(Items from a dataset)

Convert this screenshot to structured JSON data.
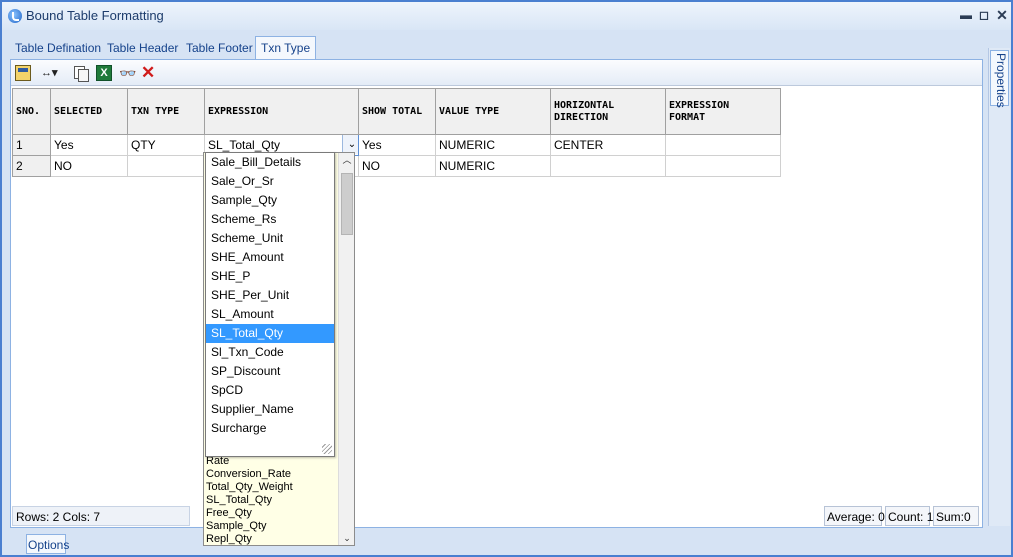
{
  "window": {
    "title": "Bound Table Formatting",
    "controls": {
      "pin": "▬",
      "maximize": "◻",
      "close": "✕"
    }
  },
  "tabs": [
    {
      "label": "Table Defination",
      "active": false
    },
    {
      "label": "Table Header",
      "active": false
    },
    {
      "label": "Table Footer",
      "active": false
    },
    {
      "label": "Txn Type",
      "active": true
    }
  ],
  "toolbar": {
    "resize_glyph": "↔▾",
    "excel_glyph": "X",
    "find_glyph": "👓",
    "delete_glyph": "✕"
  },
  "grid": {
    "columns": [
      "SNO.",
      "SELECTED",
      "TXN TYPE",
      "EXPRESSION",
      "SHOW TOTAL",
      "VALUE TYPE",
      "HORIZONTAL\nDIRECTION",
      "EXPRESSION\nFORMAT"
    ],
    "rows": [
      {
        "sno": "1",
        "selected": "Yes",
        "txn_type": "QTY",
        "expression": "SL_Total_Qty",
        "show_total": "Yes",
        "value_type": "NUMERIC",
        "horizontal": "CENTER",
        "format": ""
      },
      {
        "sno": "2",
        "selected": "NO",
        "txn_type": "",
        "expression": "",
        "show_total": "NO",
        "value_type": "NUMERIC",
        "horizontal": "",
        "format": ""
      }
    ],
    "combo_arrow": "⌄"
  },
  "dropdown": {
    "options": [
      "Sale_Bill_Details",
      "Sale_Or_Sr",
      "Sample_Qty",
      "Scheme_Rs",
      "Scheme_Unit",
      "SHE_Amount",
      "SHE_P",
      "SHE_Per_Unit",
      "SL_Amount",
      "SL_Total_Qty",
      "Sl_Txn_Code",
      "SP_Discount",
      "SpCD",
      "Supplier_Name",
      "Surcharge"
    ],
    "selected": "SL_Total_Qty"
  },
  "back_list": {
    "items": [
      "Rate",
      "Conversion_Rate",
      "Total_Qty_Weight",
      "SL_Total_Qty",
      "Free_Qty",
      "Sample_Qty",
      "Repl_Qty"
    ],
    "up_arrow": "︿",
    "down_arrow": "⌄"
  },
  "status": {
    "rows_cols": "Rows: 2   Cols: 7",
    "average": "Average: 0",
    "count": "Count: 1",
    "sum": "Sum:0"
  },
  "side_panel": {
    "label": "Properties"
  },
  "bottom_tab": {
    "label": "Options"
  },
  "colors": {
    "accent": "#4a7fd0",
    "selection": "#3399ff",
    "tab_text": "#15428b"
  }
}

* _Task objective_
Exactly as written, return every line of the listing, but not the pictures.

* _Result for this task_
Convert this screenshot to structured JSON data.
{
  "window": {
    "title": "Bound Table Formatting",
    "controls": {
      "pin": "▬",
      "maximize": "◻",
      "close": "✕"
    }
  },
  "tabs": [
    {
      "label": "Table Defination",
      "active": false
    },
    {
      "label": "Table Header",
      "active": false
    },
    {
      "label": "Table Footer",
      "active": false
    },
    {
      "label": "Txn Type",
      "active": true
    }
  ],
  "toolbar": {
    "resize_glyph": "↔▾",
    "excel_glyph": "X",
    "find_glyph": "👓",
    "delete_glyph": "✕"
  },
  "grid": {
    "columns": [
      "SNO.",
      "SELECTED",
      "TXN TYPE",
      "EXPRESSION",
      "SHOW TOTAL",
      "VALUE TYPE",
      "HORIZONTAL\nDIRECTION",
      "EXPRESSION\nFORMAT"
    ],
    "rows": [
      {
        "sno": "1",
        "selected": "Yes",
        "txn_type": "QTY",
        "expression": "SL_Total_Qty",
        "show_total": "Yes",
        "value_type": "NUMERIC",
        "horizontal": "CENTER",
        "format": ""
      },
      {
        "sno": "2",
        "selected": "NO",
        "txn_type": "",
        "expression": "",
        "show_total": "NO",
        "value_type": "NUMERIC",
        "horizontal": "",
        "format": ""
      }
    ],
    "combo_arrow": "⌄"
  },
  "dropdown": {
    "options": [
      "Sale_Bill_Details",
      "Sale_Or_Sr",
      "Sample_Qty",
      "Scheme_Rs",
      "Scheme_Unit",
      "SHE_Amount",
      "SHE_P",
      "SHE_Per_Unit",
      "SL_Amount",
      "SL_Total_Qty",
      "Sl_Txn_Code",
      "SP_Discount",
      "SpCD",
      "Supplier_Name",
      "Surcharge"
    ],
    "selected": "SL_Total_Qty"
  },
  "back_list": {
    "items": [
      "Rate",
      "Conversion_Rate",
      "Total_Qty_Weight",
      "SL_Total_Qty",
      "Free_Qty",
      "Sample_Qty",
      "Repl_Qty"
    ],
    "up_arrow": "︿",
    "down_arrow": "⌄"
  },
  "status": {
    "rows_cols": "Rows: 2   Cols: 7",
    "average": "Average: 0",
    "count": "Count: 1",
    "sum": "Sum:0"
  },
  "side_panel": {
    "label": "Properties"
  },
  "bottom_tab": {
    "label": "Options"
  },
  "colors": {
    "accent": "#4a7fd0",
    "selection": "#3399ff",
    "tab_text": "#15428b"
  }
}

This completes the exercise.